◆ Task to carry out
Write out the whole listing, matching it exactly.

[Available data start]

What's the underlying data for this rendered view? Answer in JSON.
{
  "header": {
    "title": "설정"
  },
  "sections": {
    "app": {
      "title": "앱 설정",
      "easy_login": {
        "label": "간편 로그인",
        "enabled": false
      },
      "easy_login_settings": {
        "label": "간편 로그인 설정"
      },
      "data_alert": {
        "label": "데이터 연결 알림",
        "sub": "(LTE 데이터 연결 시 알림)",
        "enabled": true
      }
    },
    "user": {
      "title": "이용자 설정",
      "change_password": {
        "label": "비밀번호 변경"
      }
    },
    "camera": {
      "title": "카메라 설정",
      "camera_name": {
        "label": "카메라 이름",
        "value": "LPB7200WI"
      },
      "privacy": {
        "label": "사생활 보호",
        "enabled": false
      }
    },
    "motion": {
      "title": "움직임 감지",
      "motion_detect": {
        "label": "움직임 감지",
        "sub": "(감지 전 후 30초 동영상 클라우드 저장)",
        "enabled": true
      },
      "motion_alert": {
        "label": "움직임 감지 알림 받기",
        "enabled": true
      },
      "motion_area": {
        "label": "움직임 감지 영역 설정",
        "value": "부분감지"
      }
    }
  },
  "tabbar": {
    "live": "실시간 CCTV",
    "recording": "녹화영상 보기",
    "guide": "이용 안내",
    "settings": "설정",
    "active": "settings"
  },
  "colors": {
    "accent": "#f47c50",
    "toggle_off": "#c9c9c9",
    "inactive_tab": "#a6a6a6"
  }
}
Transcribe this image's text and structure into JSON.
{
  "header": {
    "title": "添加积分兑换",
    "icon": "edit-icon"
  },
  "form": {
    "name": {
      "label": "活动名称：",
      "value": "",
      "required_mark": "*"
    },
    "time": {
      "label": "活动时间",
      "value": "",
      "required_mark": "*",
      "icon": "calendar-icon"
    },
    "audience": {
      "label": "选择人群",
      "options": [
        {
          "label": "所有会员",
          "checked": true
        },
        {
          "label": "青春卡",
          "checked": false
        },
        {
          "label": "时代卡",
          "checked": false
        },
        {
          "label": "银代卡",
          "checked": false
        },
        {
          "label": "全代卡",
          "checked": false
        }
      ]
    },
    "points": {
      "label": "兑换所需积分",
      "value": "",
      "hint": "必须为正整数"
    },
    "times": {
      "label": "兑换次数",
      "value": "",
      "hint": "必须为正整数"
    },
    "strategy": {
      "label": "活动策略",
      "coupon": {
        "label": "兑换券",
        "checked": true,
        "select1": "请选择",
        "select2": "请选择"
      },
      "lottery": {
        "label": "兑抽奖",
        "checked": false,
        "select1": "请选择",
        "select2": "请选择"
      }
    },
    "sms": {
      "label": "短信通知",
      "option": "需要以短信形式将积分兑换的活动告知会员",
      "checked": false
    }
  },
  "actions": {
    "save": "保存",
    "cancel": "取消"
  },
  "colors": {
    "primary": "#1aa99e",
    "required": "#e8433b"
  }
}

[Available data end]

◆ Response to the task
What's the underlying data for this rendered view? Answer in JSON.
{
  "header": {
    "title": "설정"
  },
  "sections": {
    "app": {
      "title": "앱 설정",
      "easy_login": {
        "label": "간편 로그인",
        "enabled": false
      },
      "easy_login_settings": {
        "label": "간편 로그인 설정"
      },
      "data_alert": {
        "label": "데이터 연결 알림",
        "sub": "(LTE 데이터 연결 시 알림)",
        "enabled": true
      }
    },
    "user": {
      "title": "이용자 설정",
      "change_password": {
        "label": "비밀번호 변경"
      }
    },
    "camera": {
      "title": "카메라 설정",
      "camera_name": {
        "label": "카메라 이름",
        "value": "LPB7200WI"
      },
      "privacy": {
        "label": "사생활 보호",
        "enabled": false
      }
    },
    "motion": {
      "title": "움직임 감지",
      "motion_detect": {
        "label": "움직임 감지",
        "sub": "(감지 전 후 30초 동영상 클라우드 저장)",
        "enabled": true
      },
      "motion_alert": {
        "label": "움직임 감지 알림 받기",
        "enabled": true
      },
      "motion_area": {
        "label": "움직임 감지 영역 설정",
        "value": "부분감지"
      }
    }
  },
  "tabbar": {
    "live": "실시간 CCTV",
    "recording": "녹화영상 보기",
    "guide": "이용 안내",
    "settings": "설정",
    "active": "settings"
  },
  "colors": {
    "accent": "#f47c50",
    "toggle_off": "#c9c9c9",
    "inactive_tab": "#a6a6a6"
  }
}
Transcribe this image's text and structure into JSON.
{
  "header": {
    "title": "添加积分兑换",
    "icon": "edit-icon"
  },
  "form": {
    "name": {
      "label": "活动名称：",
      "value": "",
      "required_mark": "*"
    },
    "time": {
      "label": "活动时间",
      "value": "",
      "required_mark": "*",
      "icon": "calendar-icon"
    },
    "audience": {
      "label": "选择人群",
      "options": [
        {
          "label": "所有会员",
          "checked": true
        },
        {
          "label": "青春卡",
          "checked": false
        },
        {
          "label": "时代卡",
          "checked": false
        },
        {
          "label": "银代卡",
          "checked": false
        },
        {
          "label": "全代卡",
          "checked": false
        }
      ]
    },
    "points": {
      "label": "兑换所需积分",
      "value": "",
      "hint": "必须为正整数"
    },
    "times": {
      "label": "兑换次数",
      "value": "",
      "hint": "必须为正整数"
    },
    "strategy": {
      "label": "活动策略",
      "coupon": {
        "label": "兑换券",
        "checked": true,
        "select1": "请选择",
        "select2": "请选择"
      },
      "lottery": {
        "label": "兑抽奖",
        "checked": false,
        "select1": "请选择",
        "select2": "请选择"
      }
    },
    "sms": {
      "label": "短信通知",
      "option": "需要以短信形式将积分兑换的活动告知会员",
      "checked": false
    }
  },
  "actions": {
    "save": "保存",
    "cancel": "取消"
  },
  "colors": {
    "primary": "#1aa99e",
    "required": "#e8433b"
  }
}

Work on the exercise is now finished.